>> Begin SOURCE RECORDS
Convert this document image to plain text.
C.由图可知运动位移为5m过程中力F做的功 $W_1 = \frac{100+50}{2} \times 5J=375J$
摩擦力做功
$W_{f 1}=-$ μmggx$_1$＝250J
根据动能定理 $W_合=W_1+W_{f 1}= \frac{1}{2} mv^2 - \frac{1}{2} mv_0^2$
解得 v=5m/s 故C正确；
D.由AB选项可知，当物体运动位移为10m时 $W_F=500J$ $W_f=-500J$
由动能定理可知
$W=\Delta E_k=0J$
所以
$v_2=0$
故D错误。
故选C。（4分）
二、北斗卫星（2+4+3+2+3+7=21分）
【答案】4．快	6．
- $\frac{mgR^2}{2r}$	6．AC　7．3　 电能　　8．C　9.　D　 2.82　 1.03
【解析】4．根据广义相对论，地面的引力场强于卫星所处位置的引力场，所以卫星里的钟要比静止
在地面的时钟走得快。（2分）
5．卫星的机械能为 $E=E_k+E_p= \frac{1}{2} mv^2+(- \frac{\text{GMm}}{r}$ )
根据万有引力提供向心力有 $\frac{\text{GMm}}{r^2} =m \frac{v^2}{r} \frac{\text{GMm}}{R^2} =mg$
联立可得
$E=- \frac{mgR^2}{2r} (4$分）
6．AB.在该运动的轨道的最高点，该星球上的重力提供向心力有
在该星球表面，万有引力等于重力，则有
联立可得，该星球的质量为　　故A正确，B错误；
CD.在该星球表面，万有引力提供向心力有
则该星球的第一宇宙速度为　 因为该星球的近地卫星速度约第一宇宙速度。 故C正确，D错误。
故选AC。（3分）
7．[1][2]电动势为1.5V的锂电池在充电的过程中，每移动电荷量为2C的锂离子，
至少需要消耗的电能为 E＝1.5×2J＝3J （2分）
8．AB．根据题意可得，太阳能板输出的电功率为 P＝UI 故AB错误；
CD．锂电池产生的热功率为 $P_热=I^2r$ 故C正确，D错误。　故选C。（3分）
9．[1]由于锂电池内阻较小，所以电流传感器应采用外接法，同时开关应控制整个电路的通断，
>> End SOURCE RECORDS
▸ WHAT THE TASK REQUIRES: Copy every line of the material, please, keeping it exactly the same.

▸ PROBLEM SOLUTION:
Convert this document image to plain text.
C.由图可知运动位移为5m过程中力F做的功 $W_1 = \frac{100+50}{2} \times 5J=375J$
摩擦力做功
$W_{f 1}=-$ μmggx$_1$＝250J
根据动能定理 $W_合=W_1+W_{f 1}= \frac{1}{2} mv^2 - \frac{1}{2} mv_0^2$
解得 v=5m/s 故C正确；
D.由AB选项可知，当物体运动位移为10m时 $W_F=500J$ $W_f=-500J$
由动能定理可知
$W=\Delta E_k=0J$
所以
$v_2=0$
故D错误。
故选C。（4分）
二、北斗卫星（2+4+3+2+3+7=21分）
【答案】4．快	6．
- $\frac{mgR^2}{2r}$	6．AC　7．3　 电能　　8．C　9.　D　 2.82　 1.03
【解析】4．根据广义相对论，地面的引力场强于卫星所处位置的引力场，所以卫星里的钟要比静止
在地面的时钟走得快。（2分）
5．卫星的机械能为 $E=E_k+E_p= \frac{1}{2} mv^2+(- \frac{\text{GMm}}{r}$ )
根据万有引力提供向心力有 $\frac{\text{GMm}}{r^2} =m \frac{v^2}{r} \frac{\text{GMm}}{R^2} =mg$
联立可得
$E=- \frac{mgR^2}{2r} (4$分）
6．AB.在该运动的轨道的最高点，该星球上的重力提供向心力有
在该星球表面，万有引力等于重力，则有
联立可得，该星球的质量为　　故A正确，B错误；
CD.在该星球表面，万有引力提供向心力有
则该星球的第一宇宙速度为　 因为该星球的近地卫星速度约第一宇宙速度。 故C正确，D错误。
故选AC。（3分）
7．[1][2]电动势为1.5V的锂电池在充电的过程中，每移动电荷量为2C的锂离子，
至少需要消耗的电能为 E＝1.5×2J＝3J （2分）
8．AB．根据题意可得，太阳能板输出的电功率为 P＝UI 故AB错误；
CD．锂电池产生的热功率为 $P_热=I^2r$ 故C正确，D错误。　故选C。（3分）
9．[1]由于锂电池内阻较小，所以电流传感器应采用外接法，同时开关应控制整个电路的通断，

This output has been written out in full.